Set exercise> How many lines in this data contain the string "若有所思"? Reply with the number only.

Stored records>
──────

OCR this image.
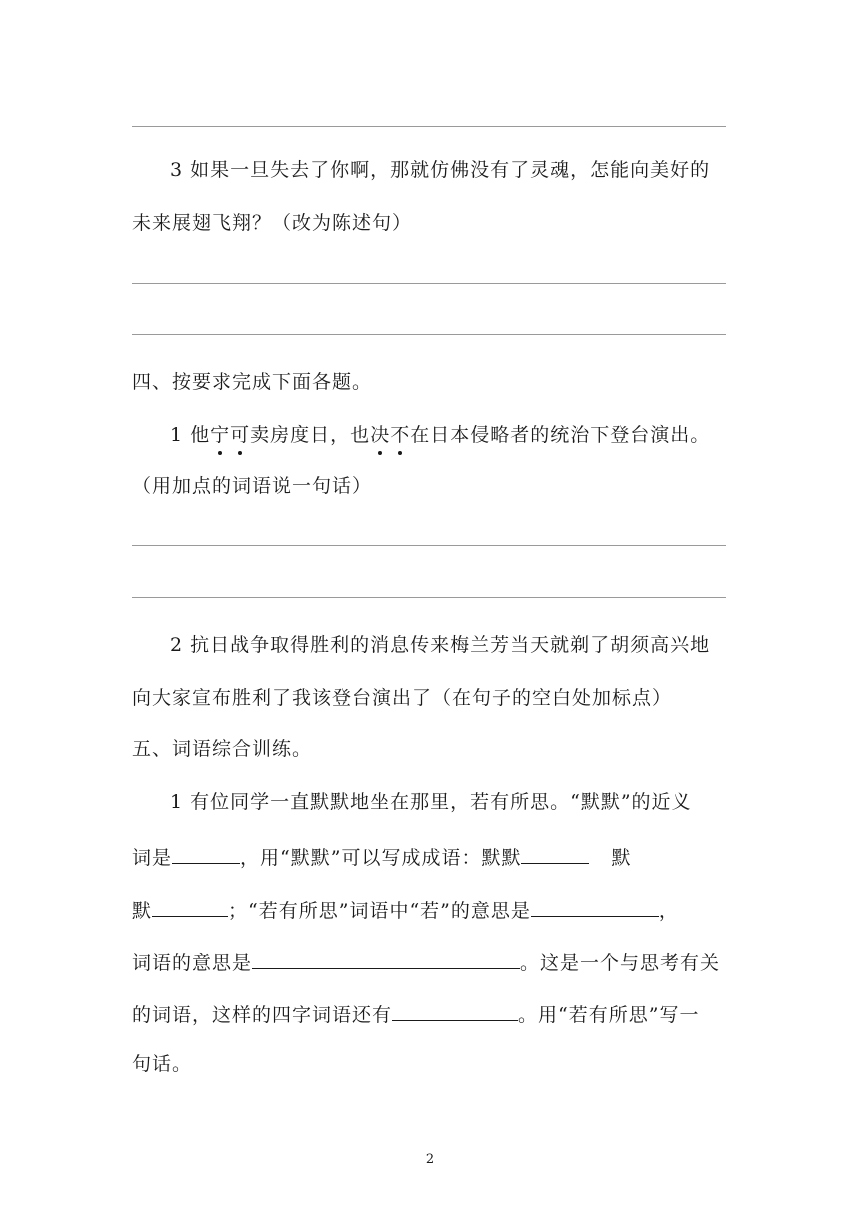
3 如果一旦失去了你啊，那就仿佛没有了灵魂，怎能向美好的
未来展翅飞翔？（改为陈述句）
四、按要求完成下面各题。
1 他宁可卖房度日，也决不在日本侵略者的统治下登台演出。
（用加点的词语说一句话）
2 抗日战争取得胜利的消息传来梅兰芳当天就剃了胡须高兴地
向大家宣布胜利了我该登台演出了（在句子的空白处加标点）
五、词语综合训练。
1 有位同学一直默默地坐在那里，若有所思。“默默”的近义
词是	，用“默默”可以写成成语：默默	默
默	；“若有所思”词语中“若”的意思是	，
词语的意思是	。这是一个与思考有关
的词语，这样的四字词语还有	。用“若有所思”写一
句话。
2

──────

Expected answer> 3